• **Short task 1**: According to the summary of Ten Days That Shook the World below, where did the Russian government give John Reed an honorary gravesite?

• **Extracted text**:
((
Ten Days That Shook the World

John Reed

Nonfiction | Book | Adult | Published in 1919

Plot Summary
Ten Days That Shook the World is a 1919 book on the October Revolution in Russia by American journalist and socialist activist John Reed. Written in just two to three weeks, the book draws from Reed’s fresh, intense experience in Russia during the revolution, which took place in 1917. Reed gives historical background on the Bolshevik political leaders, whom he studied closely while living in Russia. He died less than a year after the book was published, and was exalted by the Russian government, which gave him an honorary gravesite at the Kremlin Wall Necropolis. Intensely emotional and vivid, the book is almost fiction-like in its larger-than-life, though scrupulously researched and historically correct, retelling of the October Revolution.

Reed begins Ten Days That Shook the World shortly before the beginning of the revolution, which coincided with a government coup in which the Leninist Bolshevik party commandeered the Russian state. The takeover ousted the conservative czarist regime and inaugurated decades of worsening chaos in Russia. Reed chronicles the political and social causes for this abrupt shift in power and its bitter consequences. Though the October Revolution lasted for less than a year, Reed argues that the Russian state’s political collapse had been made inevitable years before.

The first strong signal was growing resentment towards Russia’s czar, Nicholas II. A flurry of revolts erupted in Petrograd, the place now called St. Petersburg, forcing him to abdicate the throne, which he had occupied since 1894. Much of the czar’s power then moved into the hands of a lawyer and revolutionary hero, Aleksandr Kerensky, who helped form the Russian Provisional Government. Kerensky would go on to become Minister of Justice and Minister of War, but ultimately fail to establish stable governance. His coalition soon fell apart, as it consisted of too many socioeconomically disparate groups with very different desires for the future of Russia.



In response to growing global instability, several regressive, even proto-fascist laws were passed around the world. Of these in the United States, the Espionage Act was passed, which in the summer of 1917 made it illegal to disseminate media with anti-war sentiments. The government endowed the U.S. Post Office with special powers to intercept mail at its own discretion. Reed’s main employer at the time, the publication The Masses, was accused of defying this policy and was shut down. In its stead, the newspaper The Liberator published Max Eastman’s writings on the revolution, but heavily edited his arguments to preserve itself.
))
• **Short task 2**: Print everything from the start of the records down to the line containing "row-name-line: ными учреждениями, органами", both ends included, exactly as those lines appear.

• **Record extracts**:
((
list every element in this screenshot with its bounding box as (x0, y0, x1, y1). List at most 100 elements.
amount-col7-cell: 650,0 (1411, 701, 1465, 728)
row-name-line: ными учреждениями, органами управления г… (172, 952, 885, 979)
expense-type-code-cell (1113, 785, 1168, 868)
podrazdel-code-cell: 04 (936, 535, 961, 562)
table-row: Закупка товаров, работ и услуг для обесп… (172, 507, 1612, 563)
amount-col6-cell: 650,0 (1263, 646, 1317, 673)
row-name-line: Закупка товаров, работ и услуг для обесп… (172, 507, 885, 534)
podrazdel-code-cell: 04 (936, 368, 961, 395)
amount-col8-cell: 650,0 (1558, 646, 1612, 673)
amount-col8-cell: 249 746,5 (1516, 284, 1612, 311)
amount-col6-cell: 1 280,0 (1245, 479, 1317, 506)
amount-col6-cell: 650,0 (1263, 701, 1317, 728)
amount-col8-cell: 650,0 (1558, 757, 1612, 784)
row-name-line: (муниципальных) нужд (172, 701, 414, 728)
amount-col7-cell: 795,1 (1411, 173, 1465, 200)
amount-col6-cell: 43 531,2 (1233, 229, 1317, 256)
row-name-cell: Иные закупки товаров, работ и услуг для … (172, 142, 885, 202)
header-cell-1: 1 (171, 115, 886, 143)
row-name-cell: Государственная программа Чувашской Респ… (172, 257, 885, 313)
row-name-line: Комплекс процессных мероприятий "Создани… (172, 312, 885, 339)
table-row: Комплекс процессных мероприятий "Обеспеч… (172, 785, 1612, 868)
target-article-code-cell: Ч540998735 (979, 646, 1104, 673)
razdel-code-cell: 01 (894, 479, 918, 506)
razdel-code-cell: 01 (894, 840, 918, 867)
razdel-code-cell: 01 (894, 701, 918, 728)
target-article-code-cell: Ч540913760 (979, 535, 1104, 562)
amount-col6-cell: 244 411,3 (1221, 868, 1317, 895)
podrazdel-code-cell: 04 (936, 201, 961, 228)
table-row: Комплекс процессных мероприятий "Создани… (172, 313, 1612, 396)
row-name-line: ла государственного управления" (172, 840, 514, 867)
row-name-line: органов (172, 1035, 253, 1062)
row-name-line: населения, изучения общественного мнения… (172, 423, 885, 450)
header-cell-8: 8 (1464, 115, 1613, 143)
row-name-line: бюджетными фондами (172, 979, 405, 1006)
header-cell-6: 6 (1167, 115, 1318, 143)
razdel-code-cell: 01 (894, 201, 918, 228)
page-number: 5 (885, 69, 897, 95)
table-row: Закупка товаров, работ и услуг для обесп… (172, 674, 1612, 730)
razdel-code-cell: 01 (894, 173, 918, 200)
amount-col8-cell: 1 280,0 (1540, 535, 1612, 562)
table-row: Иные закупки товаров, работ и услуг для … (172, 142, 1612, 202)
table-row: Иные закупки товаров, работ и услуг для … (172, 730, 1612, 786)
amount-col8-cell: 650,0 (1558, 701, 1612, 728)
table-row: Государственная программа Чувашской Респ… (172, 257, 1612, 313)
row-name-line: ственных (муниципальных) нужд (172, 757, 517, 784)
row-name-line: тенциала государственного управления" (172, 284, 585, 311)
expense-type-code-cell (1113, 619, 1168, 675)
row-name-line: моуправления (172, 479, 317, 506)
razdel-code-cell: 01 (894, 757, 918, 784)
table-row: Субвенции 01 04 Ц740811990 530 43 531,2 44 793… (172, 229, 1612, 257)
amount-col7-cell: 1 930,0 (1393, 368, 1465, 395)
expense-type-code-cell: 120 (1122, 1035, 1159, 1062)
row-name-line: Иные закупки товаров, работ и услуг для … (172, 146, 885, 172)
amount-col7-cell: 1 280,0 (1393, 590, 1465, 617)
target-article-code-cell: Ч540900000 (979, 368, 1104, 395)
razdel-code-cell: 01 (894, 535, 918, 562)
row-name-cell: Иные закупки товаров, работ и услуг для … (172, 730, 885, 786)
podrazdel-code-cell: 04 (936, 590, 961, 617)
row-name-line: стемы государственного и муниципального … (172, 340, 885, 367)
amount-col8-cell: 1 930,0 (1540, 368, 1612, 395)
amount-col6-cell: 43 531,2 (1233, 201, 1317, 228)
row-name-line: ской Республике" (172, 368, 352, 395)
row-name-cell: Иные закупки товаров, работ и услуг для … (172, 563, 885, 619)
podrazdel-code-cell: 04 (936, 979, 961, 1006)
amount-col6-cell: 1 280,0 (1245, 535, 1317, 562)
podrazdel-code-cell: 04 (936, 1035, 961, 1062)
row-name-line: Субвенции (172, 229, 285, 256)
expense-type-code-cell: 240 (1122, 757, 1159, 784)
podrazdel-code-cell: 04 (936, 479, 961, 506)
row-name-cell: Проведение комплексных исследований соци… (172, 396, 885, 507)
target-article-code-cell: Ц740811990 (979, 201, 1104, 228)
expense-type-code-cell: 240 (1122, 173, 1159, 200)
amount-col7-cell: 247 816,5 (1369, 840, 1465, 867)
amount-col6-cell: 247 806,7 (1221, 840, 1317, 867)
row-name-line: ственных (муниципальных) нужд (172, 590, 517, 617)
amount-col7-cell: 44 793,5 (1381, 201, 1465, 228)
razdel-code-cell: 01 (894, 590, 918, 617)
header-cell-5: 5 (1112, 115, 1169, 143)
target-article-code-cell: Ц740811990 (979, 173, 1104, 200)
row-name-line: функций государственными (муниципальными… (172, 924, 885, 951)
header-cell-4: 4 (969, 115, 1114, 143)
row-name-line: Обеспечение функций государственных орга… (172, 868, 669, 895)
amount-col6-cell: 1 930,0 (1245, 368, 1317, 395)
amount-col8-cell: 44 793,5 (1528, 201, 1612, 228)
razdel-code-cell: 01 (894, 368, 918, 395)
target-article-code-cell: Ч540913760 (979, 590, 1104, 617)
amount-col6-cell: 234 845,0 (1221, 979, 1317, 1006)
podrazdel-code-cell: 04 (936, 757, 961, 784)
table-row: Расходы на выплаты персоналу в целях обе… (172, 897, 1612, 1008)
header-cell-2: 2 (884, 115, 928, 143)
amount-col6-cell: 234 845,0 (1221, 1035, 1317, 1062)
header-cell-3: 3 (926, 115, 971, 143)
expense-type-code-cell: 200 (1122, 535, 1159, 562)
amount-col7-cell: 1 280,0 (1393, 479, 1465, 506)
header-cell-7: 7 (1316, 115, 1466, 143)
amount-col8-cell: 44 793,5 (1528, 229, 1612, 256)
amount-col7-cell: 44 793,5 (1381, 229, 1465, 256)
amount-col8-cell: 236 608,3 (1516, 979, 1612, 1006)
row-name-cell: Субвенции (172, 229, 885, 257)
))
• **Task answer 1**: At the Kremlin Wall Necropolis.

• **Task answer 2**:
list every element in this screenshot with its bounding box as (x0, y0, x1, y1). List at most 100 elements.
amount-col7-cell: 650,0 (1411, 701, 1465, 728)
row-name-line: ными учреждениями, органами управления г… (172, 952, 885, 979)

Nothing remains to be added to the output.